Find every line with the word "lamp". Copy those lines.

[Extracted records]
+ + + +

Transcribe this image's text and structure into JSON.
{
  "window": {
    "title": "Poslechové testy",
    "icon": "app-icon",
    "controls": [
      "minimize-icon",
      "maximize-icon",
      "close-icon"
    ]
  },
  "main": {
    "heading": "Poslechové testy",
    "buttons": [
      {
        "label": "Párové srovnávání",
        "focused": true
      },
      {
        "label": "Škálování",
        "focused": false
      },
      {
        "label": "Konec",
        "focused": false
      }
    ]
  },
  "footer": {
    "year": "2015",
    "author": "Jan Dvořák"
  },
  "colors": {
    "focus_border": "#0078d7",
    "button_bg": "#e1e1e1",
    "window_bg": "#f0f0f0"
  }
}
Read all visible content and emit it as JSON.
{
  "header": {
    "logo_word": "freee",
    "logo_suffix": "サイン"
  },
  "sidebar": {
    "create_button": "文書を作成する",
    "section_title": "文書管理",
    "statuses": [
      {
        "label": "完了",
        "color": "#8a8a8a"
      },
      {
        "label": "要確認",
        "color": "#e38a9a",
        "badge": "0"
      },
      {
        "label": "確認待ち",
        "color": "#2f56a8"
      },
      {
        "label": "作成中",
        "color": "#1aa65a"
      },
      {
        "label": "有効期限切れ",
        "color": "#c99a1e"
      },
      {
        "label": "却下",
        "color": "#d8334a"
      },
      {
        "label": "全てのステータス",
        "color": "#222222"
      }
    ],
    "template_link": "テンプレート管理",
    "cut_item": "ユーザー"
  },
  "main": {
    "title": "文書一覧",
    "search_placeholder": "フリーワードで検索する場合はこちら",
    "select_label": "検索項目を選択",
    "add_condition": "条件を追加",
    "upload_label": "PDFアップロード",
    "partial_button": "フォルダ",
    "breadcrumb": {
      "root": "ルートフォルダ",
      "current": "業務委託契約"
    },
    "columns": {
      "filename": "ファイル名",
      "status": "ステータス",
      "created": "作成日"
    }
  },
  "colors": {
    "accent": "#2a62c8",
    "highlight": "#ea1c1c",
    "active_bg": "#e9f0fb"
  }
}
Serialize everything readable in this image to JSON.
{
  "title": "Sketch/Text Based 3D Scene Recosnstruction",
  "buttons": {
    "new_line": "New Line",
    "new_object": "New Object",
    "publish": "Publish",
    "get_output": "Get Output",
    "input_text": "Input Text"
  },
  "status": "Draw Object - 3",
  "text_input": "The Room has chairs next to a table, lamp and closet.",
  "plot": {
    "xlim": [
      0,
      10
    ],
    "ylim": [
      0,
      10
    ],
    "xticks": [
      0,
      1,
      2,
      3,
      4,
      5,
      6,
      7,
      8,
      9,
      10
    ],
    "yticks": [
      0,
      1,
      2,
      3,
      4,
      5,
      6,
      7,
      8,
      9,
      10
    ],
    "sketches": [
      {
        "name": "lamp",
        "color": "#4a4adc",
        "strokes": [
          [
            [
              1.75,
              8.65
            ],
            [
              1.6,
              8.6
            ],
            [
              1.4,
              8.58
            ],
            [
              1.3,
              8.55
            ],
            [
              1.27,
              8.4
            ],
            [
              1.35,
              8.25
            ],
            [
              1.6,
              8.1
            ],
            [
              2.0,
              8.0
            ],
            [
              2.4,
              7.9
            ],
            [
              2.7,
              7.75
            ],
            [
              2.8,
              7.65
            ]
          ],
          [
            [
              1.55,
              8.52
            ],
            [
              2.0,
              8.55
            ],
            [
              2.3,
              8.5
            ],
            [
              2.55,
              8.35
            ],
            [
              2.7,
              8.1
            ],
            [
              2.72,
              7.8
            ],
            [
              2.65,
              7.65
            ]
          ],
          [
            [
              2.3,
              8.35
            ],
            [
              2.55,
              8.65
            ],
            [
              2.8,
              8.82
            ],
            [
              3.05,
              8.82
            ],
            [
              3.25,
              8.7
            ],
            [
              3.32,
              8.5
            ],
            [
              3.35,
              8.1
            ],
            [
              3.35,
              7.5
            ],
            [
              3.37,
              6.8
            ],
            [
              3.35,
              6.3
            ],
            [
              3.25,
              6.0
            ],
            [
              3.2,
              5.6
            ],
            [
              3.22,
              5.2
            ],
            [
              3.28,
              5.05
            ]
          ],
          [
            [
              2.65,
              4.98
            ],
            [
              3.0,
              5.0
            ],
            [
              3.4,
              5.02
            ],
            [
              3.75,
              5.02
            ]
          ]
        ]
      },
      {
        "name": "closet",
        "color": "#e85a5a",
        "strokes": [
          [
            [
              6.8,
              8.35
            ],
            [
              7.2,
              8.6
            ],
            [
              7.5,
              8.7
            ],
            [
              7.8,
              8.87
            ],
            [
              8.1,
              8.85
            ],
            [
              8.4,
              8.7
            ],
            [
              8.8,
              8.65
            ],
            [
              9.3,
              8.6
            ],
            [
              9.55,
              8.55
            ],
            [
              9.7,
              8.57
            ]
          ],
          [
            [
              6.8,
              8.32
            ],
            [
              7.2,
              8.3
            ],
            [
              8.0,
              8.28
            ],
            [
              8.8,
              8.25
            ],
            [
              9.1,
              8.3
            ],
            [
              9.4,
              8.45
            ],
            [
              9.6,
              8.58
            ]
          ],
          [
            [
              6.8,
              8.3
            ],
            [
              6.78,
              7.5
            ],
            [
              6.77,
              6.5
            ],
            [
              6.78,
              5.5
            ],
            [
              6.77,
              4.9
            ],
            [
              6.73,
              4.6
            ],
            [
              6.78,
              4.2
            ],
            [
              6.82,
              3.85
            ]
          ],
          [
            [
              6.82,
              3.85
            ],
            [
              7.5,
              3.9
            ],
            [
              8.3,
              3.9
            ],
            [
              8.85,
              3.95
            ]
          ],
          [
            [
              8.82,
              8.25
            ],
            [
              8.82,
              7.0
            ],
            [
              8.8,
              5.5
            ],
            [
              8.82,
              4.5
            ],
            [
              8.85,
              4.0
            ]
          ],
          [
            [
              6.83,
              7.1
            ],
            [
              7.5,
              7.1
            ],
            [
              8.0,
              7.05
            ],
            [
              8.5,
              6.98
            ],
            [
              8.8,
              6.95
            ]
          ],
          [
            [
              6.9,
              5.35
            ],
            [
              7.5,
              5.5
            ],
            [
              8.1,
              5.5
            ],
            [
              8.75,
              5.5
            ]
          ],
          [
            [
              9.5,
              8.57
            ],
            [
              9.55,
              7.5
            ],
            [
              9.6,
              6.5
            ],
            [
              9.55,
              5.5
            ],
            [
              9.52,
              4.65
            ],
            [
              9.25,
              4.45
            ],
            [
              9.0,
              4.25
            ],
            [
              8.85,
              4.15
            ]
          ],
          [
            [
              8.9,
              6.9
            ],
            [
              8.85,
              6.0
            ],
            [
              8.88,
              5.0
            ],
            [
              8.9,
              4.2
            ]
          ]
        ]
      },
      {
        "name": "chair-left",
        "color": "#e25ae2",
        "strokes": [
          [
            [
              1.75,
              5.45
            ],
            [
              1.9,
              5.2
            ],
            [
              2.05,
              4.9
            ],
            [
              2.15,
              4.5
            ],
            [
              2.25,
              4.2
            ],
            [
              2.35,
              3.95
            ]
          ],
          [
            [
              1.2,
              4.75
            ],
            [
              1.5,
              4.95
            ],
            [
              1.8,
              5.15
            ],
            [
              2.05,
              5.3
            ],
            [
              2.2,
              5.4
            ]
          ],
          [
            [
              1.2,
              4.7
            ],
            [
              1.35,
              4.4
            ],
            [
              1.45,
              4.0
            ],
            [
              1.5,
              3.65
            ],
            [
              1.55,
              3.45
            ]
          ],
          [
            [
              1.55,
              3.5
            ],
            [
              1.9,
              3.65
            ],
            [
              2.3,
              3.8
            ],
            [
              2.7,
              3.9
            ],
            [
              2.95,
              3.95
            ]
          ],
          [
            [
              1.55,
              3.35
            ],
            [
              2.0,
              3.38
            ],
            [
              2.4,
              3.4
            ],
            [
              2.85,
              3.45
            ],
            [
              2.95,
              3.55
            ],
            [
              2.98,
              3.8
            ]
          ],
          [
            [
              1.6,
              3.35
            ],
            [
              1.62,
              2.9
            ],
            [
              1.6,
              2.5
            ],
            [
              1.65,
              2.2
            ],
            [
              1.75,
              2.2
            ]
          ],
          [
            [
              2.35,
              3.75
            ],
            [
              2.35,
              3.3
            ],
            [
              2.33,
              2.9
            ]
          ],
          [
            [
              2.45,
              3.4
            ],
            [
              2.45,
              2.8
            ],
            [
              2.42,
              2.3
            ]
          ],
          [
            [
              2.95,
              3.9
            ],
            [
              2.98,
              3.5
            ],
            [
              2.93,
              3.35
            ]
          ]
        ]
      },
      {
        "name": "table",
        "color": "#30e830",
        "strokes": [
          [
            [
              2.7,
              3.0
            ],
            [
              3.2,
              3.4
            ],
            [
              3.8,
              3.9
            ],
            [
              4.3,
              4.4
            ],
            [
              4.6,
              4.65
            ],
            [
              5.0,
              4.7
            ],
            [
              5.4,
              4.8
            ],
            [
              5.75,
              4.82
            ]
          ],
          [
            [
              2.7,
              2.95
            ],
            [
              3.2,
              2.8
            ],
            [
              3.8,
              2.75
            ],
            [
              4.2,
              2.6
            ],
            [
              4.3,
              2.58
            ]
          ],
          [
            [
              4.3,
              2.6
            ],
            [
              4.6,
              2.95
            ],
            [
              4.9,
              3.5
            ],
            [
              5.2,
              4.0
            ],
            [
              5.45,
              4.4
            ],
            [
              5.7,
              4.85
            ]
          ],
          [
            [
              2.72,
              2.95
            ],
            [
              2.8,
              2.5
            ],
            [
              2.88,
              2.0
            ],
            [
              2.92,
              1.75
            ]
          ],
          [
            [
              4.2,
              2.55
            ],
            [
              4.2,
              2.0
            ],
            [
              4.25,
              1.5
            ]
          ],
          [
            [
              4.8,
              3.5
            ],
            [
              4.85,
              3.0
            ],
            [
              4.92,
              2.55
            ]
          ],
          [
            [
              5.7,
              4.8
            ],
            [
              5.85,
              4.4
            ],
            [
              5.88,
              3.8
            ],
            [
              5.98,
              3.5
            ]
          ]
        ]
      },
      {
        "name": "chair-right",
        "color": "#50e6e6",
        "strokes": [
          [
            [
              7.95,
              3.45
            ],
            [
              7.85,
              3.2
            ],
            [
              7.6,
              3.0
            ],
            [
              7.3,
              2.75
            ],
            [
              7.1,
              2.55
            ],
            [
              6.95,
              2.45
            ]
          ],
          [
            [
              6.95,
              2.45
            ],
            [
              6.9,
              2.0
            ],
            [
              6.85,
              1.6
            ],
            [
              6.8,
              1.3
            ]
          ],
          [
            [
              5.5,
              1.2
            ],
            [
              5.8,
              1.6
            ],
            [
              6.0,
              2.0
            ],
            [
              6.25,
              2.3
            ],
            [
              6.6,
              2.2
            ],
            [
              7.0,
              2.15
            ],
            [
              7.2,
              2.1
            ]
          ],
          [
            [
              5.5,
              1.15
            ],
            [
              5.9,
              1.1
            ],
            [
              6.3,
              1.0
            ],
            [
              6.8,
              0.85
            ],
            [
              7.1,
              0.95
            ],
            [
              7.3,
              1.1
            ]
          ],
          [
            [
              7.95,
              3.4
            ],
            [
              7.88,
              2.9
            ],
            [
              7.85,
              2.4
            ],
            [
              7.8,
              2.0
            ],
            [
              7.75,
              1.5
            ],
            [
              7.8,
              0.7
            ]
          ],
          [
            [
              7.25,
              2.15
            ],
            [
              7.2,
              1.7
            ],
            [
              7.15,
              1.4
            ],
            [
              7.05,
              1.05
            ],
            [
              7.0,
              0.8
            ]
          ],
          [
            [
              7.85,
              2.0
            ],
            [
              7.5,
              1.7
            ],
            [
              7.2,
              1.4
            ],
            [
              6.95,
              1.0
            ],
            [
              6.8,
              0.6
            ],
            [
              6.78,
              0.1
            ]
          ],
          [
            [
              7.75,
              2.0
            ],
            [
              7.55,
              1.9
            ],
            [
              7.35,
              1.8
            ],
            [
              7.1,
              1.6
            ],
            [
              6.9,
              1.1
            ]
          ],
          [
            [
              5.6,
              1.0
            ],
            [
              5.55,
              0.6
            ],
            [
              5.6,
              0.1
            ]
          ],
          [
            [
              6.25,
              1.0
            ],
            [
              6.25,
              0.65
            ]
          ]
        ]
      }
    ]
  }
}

+ + + +

### Task response
  "text_input": "The Room has chairs next to a table, lamp and closet.",
        "name": "lamp",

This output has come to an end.